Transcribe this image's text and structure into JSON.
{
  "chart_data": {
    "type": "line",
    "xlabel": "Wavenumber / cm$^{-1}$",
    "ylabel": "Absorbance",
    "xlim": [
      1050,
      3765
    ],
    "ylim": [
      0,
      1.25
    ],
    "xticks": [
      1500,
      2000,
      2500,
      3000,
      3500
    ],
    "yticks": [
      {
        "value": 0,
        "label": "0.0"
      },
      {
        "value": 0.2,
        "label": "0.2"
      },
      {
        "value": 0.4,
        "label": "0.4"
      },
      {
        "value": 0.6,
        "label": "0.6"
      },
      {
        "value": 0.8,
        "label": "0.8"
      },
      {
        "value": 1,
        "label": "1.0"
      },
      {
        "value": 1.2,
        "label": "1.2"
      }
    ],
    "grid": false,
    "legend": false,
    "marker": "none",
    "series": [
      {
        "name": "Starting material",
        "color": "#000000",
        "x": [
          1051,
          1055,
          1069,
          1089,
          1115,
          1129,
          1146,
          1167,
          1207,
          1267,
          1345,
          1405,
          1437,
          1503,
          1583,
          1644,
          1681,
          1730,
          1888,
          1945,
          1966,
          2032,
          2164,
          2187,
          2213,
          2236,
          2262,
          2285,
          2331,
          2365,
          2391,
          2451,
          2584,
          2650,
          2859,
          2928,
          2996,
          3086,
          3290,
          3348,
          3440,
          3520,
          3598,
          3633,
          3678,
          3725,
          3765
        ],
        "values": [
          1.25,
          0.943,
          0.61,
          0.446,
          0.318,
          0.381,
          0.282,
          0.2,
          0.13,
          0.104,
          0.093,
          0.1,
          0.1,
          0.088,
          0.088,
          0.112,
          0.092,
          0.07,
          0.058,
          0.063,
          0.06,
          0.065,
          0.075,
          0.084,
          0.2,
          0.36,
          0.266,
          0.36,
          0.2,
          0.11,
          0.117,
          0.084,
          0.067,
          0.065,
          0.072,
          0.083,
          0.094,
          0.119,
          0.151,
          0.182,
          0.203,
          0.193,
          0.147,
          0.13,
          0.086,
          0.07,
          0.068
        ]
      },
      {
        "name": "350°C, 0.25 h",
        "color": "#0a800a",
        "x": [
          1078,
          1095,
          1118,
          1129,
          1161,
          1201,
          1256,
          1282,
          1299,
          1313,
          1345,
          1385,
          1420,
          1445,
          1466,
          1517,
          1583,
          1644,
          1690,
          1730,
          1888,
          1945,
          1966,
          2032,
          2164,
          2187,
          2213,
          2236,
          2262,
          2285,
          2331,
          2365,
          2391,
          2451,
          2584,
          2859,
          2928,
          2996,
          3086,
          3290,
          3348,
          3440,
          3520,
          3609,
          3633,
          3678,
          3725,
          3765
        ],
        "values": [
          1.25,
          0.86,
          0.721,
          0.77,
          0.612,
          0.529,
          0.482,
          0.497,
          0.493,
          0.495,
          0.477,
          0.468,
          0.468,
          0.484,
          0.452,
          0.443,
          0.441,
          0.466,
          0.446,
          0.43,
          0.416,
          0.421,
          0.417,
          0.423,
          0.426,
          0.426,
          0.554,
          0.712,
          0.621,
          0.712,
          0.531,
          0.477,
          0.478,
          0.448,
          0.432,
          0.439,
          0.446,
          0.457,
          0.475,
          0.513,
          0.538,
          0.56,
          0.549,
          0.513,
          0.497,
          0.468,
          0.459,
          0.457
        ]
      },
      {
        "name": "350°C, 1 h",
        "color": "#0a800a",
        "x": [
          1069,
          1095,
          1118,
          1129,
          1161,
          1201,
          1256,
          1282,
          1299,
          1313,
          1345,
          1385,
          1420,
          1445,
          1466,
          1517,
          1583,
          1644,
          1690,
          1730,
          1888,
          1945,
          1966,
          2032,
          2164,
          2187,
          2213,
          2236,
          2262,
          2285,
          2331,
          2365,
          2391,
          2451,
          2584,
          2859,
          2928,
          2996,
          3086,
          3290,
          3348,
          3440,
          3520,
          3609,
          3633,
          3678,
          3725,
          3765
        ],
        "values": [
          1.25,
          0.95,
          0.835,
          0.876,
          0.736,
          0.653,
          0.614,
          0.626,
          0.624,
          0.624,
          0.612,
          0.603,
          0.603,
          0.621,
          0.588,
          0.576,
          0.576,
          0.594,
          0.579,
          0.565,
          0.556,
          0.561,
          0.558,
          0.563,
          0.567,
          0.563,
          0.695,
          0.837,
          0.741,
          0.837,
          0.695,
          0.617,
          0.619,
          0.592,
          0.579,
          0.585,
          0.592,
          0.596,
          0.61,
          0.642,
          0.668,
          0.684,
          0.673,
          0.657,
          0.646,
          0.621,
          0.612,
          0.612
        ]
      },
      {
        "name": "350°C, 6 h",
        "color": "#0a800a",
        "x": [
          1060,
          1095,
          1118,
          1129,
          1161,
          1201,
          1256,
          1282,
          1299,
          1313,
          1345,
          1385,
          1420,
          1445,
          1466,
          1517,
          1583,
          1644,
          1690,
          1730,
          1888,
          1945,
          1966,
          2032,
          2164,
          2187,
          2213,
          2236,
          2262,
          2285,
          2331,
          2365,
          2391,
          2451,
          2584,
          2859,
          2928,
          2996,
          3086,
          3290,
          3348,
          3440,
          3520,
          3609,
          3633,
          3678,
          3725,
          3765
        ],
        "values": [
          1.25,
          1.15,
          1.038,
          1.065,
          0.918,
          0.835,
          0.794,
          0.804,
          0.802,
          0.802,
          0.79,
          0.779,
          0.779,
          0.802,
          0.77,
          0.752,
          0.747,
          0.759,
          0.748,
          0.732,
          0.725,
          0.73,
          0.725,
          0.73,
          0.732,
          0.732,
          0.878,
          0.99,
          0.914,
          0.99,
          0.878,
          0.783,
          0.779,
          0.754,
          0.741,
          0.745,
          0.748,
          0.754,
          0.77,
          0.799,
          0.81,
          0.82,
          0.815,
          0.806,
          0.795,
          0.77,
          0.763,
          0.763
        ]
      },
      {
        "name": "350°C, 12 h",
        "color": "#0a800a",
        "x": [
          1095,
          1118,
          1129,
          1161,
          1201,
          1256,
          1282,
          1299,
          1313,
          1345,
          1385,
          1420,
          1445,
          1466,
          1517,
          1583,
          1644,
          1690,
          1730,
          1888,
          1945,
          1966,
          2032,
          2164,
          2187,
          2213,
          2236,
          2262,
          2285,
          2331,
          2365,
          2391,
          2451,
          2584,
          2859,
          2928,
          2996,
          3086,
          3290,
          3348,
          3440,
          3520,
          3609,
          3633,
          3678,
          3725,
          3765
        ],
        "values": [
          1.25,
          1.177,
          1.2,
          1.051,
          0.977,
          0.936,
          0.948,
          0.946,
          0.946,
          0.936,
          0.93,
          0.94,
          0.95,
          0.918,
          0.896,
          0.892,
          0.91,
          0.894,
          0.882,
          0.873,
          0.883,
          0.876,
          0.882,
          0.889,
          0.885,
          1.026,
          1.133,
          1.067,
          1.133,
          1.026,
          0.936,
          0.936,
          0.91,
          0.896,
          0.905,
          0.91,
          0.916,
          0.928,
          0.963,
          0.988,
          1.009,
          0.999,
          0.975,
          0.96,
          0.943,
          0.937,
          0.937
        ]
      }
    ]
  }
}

Written exercise
Write out every line from the entries where "name" appears.

Reply
        "name": "Starting material",
        "name": "350°C, 0.25 h",
        "name": "350°C, 1 h",
        "name": "350°C, 6 h",
        "name": "350°C, 12 h",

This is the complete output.